課題 a:
以下の原文のうち、「図2図1の車両用サイドミラー装置の要部を示す図である。」から「図7図2の車両用サイドミラー装置を上方から見た状態を示す図である。」までの部分を、両端の語句も含めて一字一句変えずに書き出してください。

図2図1の車両用サイドミラー装置の要部を示す図である。
図3図2の車両用サイドミラー装置の要部の分解斜視図である。
図4図2の車両用サイドミラー装置を他の方向から見た状態を示す図である。
図5図2の車両用サイドミラー装置から各部材を省略した状態を示す図である。
図6図2の車両用サイドミラー装置の要部を断面とともに示す図である。
図7図2の車両用サイドミラー装置を上方から見た状態を示す図である。
【発明を実施するための形態】
【0012】
本発明の一実施の形態に係る車両用サイドミラー装置の代表的な構成は、車両後方を映すミラーを支持するミラーハウジングと、ミラーハウジングの下に位置し車体と一体的な筐体であるミラーベースとを備える車両用サイドミラー装置において、車両用サイドミラー装置はさらに、ミラーハウジング内からミラーベース内まで上下方向に延びていてミラーハウジングに連結されている棒状体と、ミラーベース内に設置され棒状体の下端を揺動させてミラーの姿勢を調整する第1アクチュエータとを備えることを特徴とする。

利用可能なデータ:
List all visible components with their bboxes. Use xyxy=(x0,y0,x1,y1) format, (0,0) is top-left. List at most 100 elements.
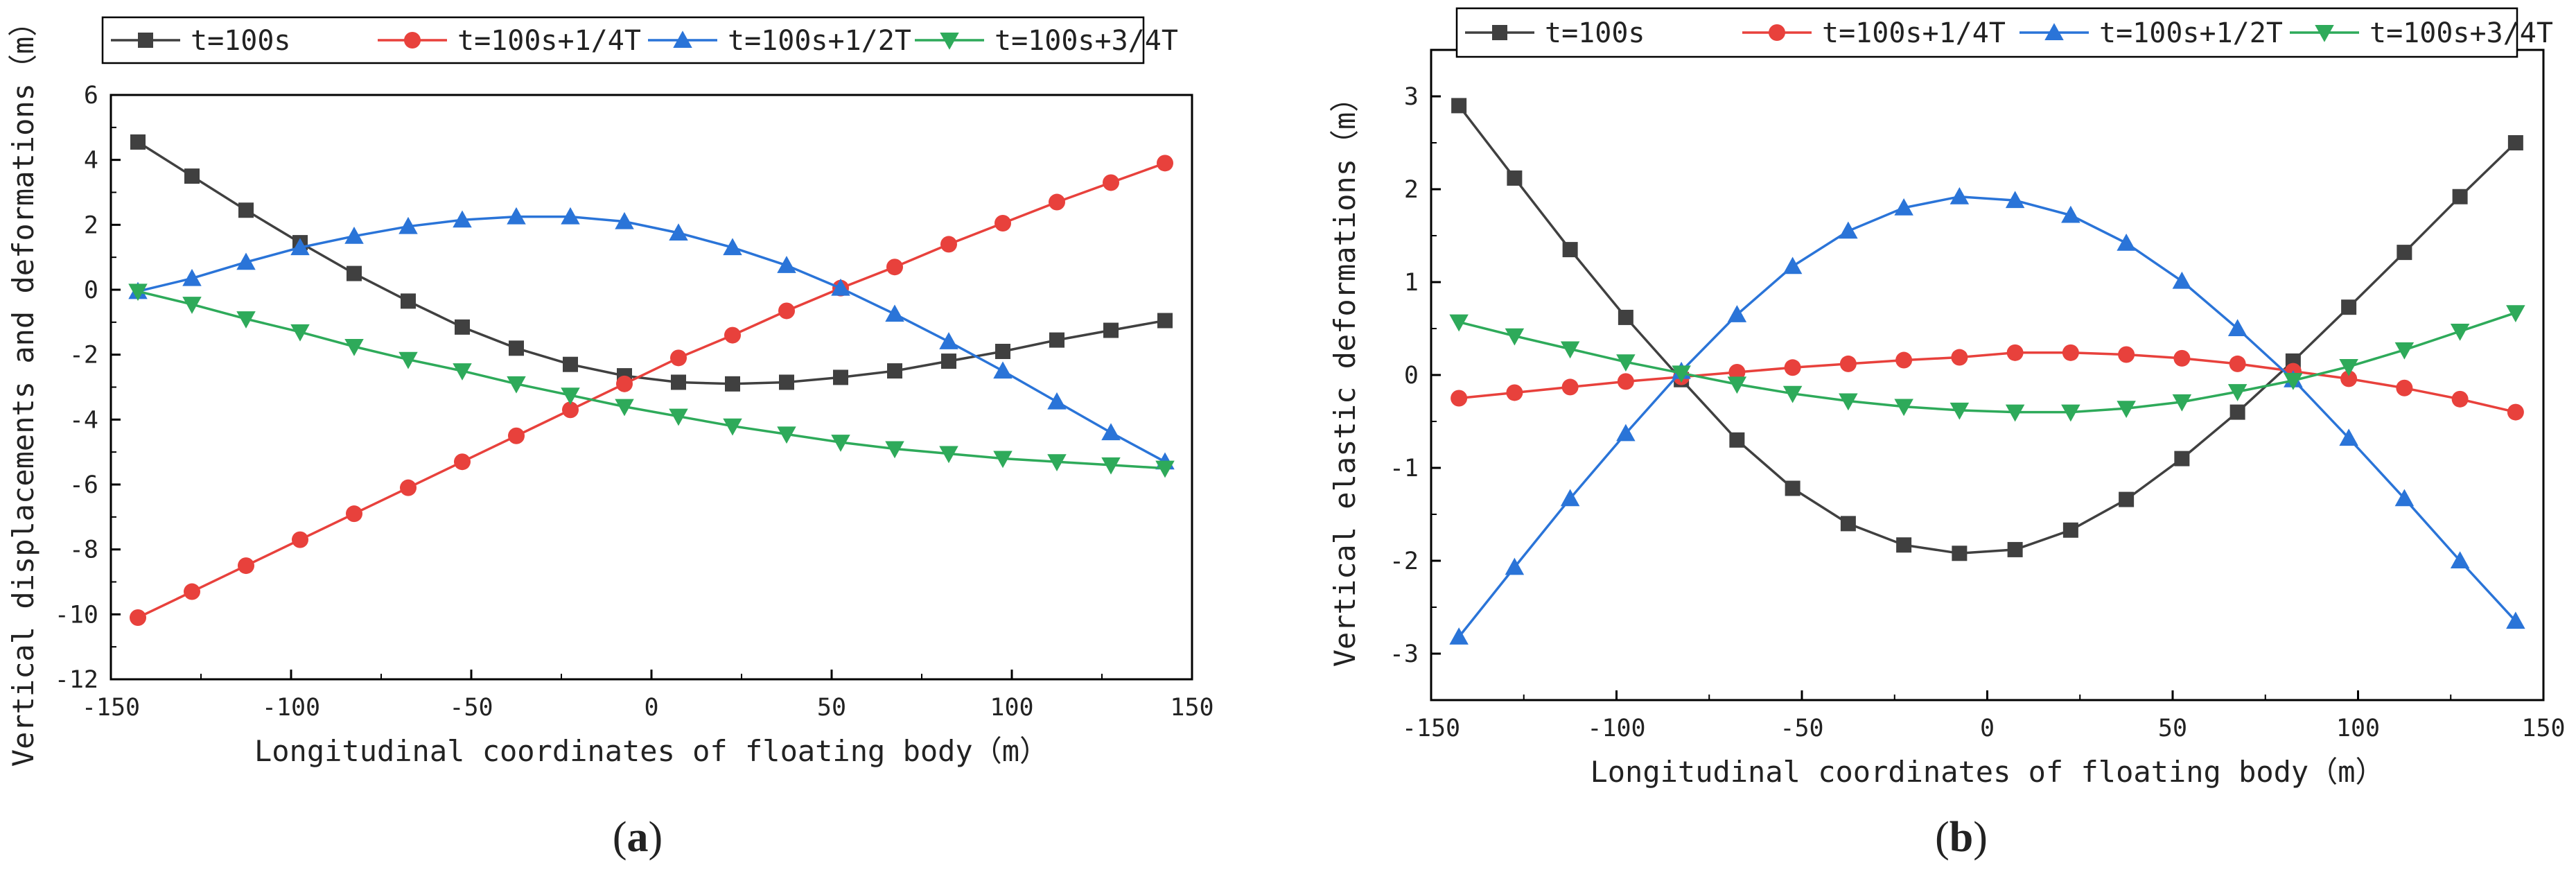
series-line xyxy=(137,215,1166,463)
data-point xyxy=(238,202,254,218)
data-point xyxy=(1727,376,1747,394)
data-point xyxy=(1784,359,1801,376)
data-point xyxy=(2172,394,2192,412)
data-point xyxy=(1949,186,1970,204)
data-point xyxy=(885,304,904,322)
data-point xyxy=(1839,393,1858,411)
data-point xyxy=(2061,205,2080,223)
data-point xyxy=(887,363,902,379)
data-point xyxy=(669,408,688,426)
data-point xyxy=(562,401,579,419)
data-point xyxy=(507,207,526,225)
data-point xyxy=(2507,135,2523,150)
data-point xyxy=(561,207,580,225)
data-point xyxy=(2007,541,2023,557)
data-point xyxy=(2451,390,2469,408)
legend-label: t=100s+1/2T xyxy=(728,25,911,57)
data-point xyxy=(563,356,578,372)
data-point xyxy=(2450,551,2470,568)
data-point xyxy=(2006,344,2024,361)
data-point xyxy=(2062,344,2079,361)
data-point xyxy=(670,349,687,367)
data-point xyxy=(2284,373,2303,390)
data-point xyxy=(941,354,956,369)
x-tick-label: 100 xyxy=(990,694,1033,722)
data-point xyxy=(1157,313,1173,329)
data-point xyxy=(1449,627,1469,645)
y-tick-label: -6 xyxy=(69,471,98,499)
data-point xyxy=(1839,221,1858,239)
data-point xyxy=(130,609,146,627)
legend-marker xyxy=(1769,24,1785,41)
y-tick-label: 0 xyxy=(84,277,98,304)
data-point xyxy=(616,375,633,392)
data-point xyxy=(238,557,254,575)
data-point xyxy=(1155,460,1175,478)
data-point xyxy=(1103,322,1119,338)
data-point xyxy=(1729,432,1745,448)
data-point xyxy=(1505,557,1525,575)
y-tick-label: -3 xyxy=(1390,640,1419,668)
data-point xyxy=(886,259,903,276)
y-axis-title: Vertical displacements and deformations（… xyxy=(6,8,40,767)
data-point xyxy=(2341,299,2357,315)
data-point xyxy=(1561,378,1579,396)
series-line xyxy=(1457,105,2517,555)
y-axis-title: Vertical elastic deformations（m） xyxy=(1328,83,1362,668)
y-tick-label: 2 xyxy=(84,211,98,239)
x-tick-label: 100 xyxy=(2336,715,2380,742)
data-point xyxy=(455,319,470,335)
data-point xyxy=(2227,319,2248,336)
data-point xyxy=(1560,341,1580,359)
data-point xyxy=(1047,392,1067,410)
data-point xyxy=(2005,191,2025,209)
data-point xyxy=(724,326,741,344)
data-point xyxy=(940,236,957,253)
series-3 xyxy=(128,284,1175,478)
data-point xyxy=(508,427,525,444)
x-tick-label: 150 xyxy=(1170,694,1213,722)
y-tick-label: -2 xyxy=(69,342,98,369)
legend-label: t=100s+1/4T xyxy=(1822,17,2006,49)
data-point xyxy=(1949,402,1970,420)
x-tick-label: 50 xyxy=(817,694,846,722)
y-tick-label: 0 xyxy=(1404,362,1419,390)
series-3 xyxy=(1449,305,2525,422)
series-line xyxy=(137,141,1166,385)
x-tick-label: -150 xyxy=(1402,715,1460,742)
legend-marker xyxy=(1492,25,1507,40)
data-point xyxy=(507,376,526,394)
x-tick-label: -50 xyxy=(1780,715,1823,742)
data-point xyxy=(1895,351,1913,369)
legend: t=100s t=100s+1/4T t=100s+1/2T t=100s+3/4T xyxy=(101,16,1178,64)
data-point xyxy=(1049,193,1065,211)
data-point xyxy=(615,211,634,229)
data-point xyxy=(1505,328,1525,346)
data-point xyxy=(671,374,686,390)
data-point xyxy=(2227,384,2248,401)
data-point xyxy=(1951,349,1968,366)
data-point xyxy=(833,369,848,385)
legend: t=100s t=100s+1/4T t=100s+1/2T t=100s+3/4T xyxy=(1455,7,2553,58)
data-point xyxy=(1616,354,1636,372)
data-point xyxy=(1616,424,1636,442)
data-point xyxy=(2118,346,2135,363)
data-point xyxy=(1894,198,1913,216)
data-point xyxy=(615,399,634,417)
data-point xyxy=(2506,611,2525,629)
legend-marker xyxy=(940,33,959,50)
data-point xyxy=(2339,428,2358,446)
legend-label: t=100s xyxy=(1545,17,1645,49)
data-point xyxy=(993,361,1013,379)
data-point xyxy=(344,338,364,356)
legend-marker xyxy=(673,30,692,48)
data-point xyxy=(777,256,796,273)
data-point xyxy=(2507,403,2524,421)
data-point xyxy=(723,418,742,436)
data-point xyxy=(778,302,795,320)
data-point xyxy=(1952,546,1968,561)
data-point xyxy=(1451,390,1468,407)
series-line xyxy=(1457,195,2517,638)
legend-marker xyxy=(2315,25,2334,42)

課題 b:
上のデータの項目から、「series-line xyxy=(137,215,1166,463)」を含む行以降、「data-point xyxy=(670,349,687,367)」を含む行までを、両端の行も含めてそのまま出力すること。

回答 a:
図2図1の車両用サイドミラー装置の要部を示す図である。
図3図2の車両用サイドミラー装置の要部の分解斜視図である。
図4図2の車両用サイドミラー装置を他の方向から見た状態を示す図である。
図5図2の車両用サイドミラー装置から各部材を省略した状態を示す図である。
図6図2の車両用サイドミラー装置の要部を断面とともに示す図である。
図7図2の車両用サイドミラー装置を上方から見た状態を示す図である。

回答 b:
series-line xyxy=(137,215,1166,463)
data-point xyxy=(238,202,254,218)
data-point xyxy=(1727,376,1747,394)
data-point xyxy=(1784,359,1801,376)
data-point xyxy=(2172,394,2192,412)
data-point xyxy=(1949,186,1970,204)
data-point xyxy=(885,304,904,322)
data-point xyxy=(1839,393,1858,411)
data-point xyxy=(2061,205,2080,223)
data-point xyxy=(887,363,902,379)
data-point xyxy=(669,408,688,426)
data-point xyxy=(562,401,579,419)
data-point xyxy=(507,207,526,225)
data-point xyxy=(2507,135,2523,150)
data-point xyxy=(561,207,580,225)
data-point xyxy=(2007,541,2023,557)
data-point xyxy=(2451,390,2469,408)
legend-label: t=100s+1/2T xyxy=(728,25,911,57)
data-point xyxy=(563,356,578,372)
data-point xyxy=(2450,551,2470,568)
data-point xyxy=(2006,344,2024,361)
data-point xyxy=(2062,344,2079,361)
data-point xyxy=(670,349,687,367)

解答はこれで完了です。